In the entries that follow, find the word "true" and report each line it is on.

##### DATA EXCERPTS #####

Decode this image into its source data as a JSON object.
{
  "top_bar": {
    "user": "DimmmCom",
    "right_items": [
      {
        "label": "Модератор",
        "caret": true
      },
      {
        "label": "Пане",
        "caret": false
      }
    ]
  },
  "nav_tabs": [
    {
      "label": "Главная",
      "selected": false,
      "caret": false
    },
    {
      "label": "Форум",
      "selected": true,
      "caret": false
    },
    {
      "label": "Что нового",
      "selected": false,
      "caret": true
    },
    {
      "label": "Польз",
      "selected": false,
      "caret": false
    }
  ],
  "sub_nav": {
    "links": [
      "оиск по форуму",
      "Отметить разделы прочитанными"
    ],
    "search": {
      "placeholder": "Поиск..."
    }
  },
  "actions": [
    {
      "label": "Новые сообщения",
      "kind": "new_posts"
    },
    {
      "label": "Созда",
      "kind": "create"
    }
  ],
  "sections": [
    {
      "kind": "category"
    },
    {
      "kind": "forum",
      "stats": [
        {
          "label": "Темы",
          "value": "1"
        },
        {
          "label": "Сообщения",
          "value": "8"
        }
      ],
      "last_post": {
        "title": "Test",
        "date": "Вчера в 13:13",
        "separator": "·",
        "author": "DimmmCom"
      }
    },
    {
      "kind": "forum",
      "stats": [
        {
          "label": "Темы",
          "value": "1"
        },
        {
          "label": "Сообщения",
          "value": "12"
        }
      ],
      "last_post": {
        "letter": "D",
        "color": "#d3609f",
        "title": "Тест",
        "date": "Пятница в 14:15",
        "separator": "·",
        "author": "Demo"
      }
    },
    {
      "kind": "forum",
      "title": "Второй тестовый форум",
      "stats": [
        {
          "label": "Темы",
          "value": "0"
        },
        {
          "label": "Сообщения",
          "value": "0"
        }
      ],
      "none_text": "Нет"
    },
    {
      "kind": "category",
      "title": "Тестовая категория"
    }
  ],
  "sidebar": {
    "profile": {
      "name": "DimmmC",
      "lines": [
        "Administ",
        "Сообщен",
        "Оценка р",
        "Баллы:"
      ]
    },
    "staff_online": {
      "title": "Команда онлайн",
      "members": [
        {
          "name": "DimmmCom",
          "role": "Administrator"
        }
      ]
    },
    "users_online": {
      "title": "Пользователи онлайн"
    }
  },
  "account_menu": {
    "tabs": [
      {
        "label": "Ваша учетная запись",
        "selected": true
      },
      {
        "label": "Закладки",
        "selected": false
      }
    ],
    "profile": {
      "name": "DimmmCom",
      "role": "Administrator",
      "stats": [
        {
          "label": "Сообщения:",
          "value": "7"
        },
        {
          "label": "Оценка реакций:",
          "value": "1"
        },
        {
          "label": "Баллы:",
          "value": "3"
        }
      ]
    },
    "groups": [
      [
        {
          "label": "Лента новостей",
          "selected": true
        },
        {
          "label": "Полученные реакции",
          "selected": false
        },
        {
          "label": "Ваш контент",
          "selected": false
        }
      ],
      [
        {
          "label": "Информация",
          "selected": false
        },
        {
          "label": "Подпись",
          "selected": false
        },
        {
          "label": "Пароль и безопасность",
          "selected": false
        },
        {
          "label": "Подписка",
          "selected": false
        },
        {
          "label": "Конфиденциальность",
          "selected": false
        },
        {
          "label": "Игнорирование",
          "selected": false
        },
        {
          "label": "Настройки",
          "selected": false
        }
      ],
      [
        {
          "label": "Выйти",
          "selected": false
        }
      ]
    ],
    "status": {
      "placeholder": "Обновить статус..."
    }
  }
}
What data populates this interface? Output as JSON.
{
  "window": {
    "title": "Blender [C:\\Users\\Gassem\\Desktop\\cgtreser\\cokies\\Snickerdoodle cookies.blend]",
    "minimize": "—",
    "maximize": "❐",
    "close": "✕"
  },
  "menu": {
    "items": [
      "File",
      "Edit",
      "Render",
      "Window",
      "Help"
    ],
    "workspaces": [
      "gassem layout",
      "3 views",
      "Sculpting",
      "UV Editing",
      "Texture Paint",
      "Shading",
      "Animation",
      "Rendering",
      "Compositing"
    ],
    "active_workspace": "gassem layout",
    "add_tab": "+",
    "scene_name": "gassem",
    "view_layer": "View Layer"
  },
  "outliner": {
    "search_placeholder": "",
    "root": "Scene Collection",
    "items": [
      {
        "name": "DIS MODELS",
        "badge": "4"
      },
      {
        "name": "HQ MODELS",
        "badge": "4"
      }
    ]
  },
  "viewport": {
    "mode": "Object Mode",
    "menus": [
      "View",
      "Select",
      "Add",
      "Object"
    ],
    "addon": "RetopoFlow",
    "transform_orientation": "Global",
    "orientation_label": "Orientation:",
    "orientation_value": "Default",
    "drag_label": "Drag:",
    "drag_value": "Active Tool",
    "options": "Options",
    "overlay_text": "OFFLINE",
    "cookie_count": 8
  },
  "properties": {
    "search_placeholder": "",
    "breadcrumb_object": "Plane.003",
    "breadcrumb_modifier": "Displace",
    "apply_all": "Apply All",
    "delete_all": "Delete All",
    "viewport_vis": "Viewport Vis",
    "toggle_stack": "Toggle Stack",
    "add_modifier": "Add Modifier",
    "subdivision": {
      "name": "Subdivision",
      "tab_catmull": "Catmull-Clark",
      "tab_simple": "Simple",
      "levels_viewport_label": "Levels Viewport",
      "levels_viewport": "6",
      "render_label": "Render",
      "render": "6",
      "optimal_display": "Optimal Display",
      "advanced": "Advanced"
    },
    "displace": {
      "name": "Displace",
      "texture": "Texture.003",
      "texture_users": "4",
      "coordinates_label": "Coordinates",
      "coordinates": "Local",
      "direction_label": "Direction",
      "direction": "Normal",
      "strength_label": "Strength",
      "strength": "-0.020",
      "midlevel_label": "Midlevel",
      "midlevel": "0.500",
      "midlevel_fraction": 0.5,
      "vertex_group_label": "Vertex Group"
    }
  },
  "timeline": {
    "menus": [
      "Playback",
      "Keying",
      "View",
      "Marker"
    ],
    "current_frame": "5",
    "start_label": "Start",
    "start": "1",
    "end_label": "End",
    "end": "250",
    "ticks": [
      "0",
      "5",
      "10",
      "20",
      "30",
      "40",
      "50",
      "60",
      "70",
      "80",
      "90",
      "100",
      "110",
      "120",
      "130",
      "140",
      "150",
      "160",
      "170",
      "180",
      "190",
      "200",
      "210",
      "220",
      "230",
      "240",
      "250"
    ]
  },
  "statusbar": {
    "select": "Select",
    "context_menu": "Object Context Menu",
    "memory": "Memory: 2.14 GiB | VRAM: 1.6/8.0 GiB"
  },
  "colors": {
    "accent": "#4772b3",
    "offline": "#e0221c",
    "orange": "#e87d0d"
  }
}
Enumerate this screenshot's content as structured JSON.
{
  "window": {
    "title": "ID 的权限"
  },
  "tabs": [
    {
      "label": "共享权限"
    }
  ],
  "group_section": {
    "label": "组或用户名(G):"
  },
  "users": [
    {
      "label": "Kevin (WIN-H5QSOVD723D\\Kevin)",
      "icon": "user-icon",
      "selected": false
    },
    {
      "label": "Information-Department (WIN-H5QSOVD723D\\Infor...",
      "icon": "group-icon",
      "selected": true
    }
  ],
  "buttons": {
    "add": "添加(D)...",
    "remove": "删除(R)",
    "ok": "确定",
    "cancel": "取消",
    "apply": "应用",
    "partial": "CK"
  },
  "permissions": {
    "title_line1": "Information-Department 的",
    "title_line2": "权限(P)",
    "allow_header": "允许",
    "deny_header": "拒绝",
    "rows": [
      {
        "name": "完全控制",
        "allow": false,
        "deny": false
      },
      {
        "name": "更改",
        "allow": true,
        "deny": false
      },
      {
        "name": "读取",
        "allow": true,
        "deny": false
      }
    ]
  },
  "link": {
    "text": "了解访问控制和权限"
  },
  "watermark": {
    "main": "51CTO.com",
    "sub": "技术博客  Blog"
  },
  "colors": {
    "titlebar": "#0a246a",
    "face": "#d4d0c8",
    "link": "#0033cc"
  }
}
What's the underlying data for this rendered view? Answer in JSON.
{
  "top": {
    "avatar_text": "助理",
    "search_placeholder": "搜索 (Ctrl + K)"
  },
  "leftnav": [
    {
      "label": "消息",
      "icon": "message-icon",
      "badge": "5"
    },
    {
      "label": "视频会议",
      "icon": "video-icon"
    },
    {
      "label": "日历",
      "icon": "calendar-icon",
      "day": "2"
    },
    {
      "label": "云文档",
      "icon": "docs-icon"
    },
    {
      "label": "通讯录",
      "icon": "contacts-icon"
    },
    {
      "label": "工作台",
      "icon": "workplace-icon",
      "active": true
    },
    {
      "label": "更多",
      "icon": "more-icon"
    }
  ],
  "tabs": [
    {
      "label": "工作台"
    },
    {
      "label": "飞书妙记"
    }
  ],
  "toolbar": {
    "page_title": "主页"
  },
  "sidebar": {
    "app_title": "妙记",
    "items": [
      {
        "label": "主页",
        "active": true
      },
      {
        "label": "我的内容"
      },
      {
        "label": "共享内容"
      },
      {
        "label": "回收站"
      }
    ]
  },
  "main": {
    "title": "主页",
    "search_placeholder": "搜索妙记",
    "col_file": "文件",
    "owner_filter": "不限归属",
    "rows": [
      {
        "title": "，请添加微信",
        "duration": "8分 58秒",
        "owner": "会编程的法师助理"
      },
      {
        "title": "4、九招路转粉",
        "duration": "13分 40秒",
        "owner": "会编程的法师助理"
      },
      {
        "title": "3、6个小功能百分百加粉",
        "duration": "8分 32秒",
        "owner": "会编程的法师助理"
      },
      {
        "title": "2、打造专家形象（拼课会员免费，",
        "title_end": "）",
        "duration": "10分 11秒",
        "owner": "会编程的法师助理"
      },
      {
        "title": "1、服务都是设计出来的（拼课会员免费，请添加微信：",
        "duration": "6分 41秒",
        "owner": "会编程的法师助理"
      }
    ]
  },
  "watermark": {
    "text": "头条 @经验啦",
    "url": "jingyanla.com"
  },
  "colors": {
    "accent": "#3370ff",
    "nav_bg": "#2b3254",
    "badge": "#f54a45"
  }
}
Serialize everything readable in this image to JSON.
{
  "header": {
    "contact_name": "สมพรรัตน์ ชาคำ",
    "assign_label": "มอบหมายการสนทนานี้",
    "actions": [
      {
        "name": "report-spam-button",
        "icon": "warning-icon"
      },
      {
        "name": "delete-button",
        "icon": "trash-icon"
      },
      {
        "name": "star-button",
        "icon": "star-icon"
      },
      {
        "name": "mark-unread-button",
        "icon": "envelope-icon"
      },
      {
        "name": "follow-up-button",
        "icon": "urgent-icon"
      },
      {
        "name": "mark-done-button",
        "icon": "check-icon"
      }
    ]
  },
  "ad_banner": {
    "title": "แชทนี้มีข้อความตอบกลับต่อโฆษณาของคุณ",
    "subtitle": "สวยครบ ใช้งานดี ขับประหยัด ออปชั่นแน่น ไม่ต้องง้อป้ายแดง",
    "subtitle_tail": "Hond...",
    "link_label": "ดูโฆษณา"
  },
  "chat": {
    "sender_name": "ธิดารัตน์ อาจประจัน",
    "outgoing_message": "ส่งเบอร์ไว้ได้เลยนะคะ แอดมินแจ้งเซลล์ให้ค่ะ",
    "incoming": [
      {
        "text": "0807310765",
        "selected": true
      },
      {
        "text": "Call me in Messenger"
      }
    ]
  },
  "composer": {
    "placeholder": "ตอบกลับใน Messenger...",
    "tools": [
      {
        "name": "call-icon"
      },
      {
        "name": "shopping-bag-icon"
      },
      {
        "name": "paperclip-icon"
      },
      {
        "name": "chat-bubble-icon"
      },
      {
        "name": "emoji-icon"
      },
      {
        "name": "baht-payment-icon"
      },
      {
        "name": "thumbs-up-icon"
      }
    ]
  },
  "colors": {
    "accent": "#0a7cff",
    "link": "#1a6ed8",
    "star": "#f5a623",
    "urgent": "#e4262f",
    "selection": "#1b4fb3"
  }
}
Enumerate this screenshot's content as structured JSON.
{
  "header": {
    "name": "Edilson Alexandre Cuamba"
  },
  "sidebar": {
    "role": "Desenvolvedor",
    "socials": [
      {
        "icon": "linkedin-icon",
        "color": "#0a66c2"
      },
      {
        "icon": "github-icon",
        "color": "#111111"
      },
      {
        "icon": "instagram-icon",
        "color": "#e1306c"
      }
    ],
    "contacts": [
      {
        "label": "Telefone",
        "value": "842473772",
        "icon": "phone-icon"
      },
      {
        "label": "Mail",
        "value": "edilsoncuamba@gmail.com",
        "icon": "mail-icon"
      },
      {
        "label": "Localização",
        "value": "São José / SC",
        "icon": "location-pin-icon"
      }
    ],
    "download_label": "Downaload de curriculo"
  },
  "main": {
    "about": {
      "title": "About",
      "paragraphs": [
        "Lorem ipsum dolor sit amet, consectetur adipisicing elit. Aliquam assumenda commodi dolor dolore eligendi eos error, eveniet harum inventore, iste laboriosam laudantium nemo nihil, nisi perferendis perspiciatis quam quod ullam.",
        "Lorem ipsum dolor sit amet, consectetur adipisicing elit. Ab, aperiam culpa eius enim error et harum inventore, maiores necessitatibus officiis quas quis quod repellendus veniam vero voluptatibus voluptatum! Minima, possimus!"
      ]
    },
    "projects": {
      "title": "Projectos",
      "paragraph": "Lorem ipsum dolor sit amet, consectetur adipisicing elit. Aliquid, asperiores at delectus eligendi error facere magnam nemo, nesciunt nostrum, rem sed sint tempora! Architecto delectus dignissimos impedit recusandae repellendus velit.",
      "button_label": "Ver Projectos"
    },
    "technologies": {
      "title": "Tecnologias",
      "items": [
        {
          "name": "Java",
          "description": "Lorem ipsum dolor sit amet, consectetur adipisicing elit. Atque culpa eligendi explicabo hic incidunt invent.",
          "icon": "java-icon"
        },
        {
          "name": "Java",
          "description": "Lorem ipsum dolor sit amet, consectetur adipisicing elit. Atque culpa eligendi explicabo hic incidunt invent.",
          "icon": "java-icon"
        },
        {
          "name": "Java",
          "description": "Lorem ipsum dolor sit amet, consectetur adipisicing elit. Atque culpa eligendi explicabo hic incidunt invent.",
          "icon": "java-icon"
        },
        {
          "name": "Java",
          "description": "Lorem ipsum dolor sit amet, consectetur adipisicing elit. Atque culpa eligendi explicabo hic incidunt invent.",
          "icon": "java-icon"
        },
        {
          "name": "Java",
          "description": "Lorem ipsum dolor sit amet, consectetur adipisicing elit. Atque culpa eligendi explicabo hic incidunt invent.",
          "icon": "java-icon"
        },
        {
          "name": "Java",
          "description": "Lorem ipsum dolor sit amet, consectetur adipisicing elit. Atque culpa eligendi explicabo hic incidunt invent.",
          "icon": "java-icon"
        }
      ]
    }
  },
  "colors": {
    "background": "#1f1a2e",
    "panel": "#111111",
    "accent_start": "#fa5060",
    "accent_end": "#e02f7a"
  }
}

#####

→ **EXPECTED OUTPUT**
        "caret": true
      "selected": true,
      "caret": true
        "selected": true
          "selected": true
      "selected": true
        "allow": true,
        "allow": true,
      "active": true
        "active": true
        "selected": true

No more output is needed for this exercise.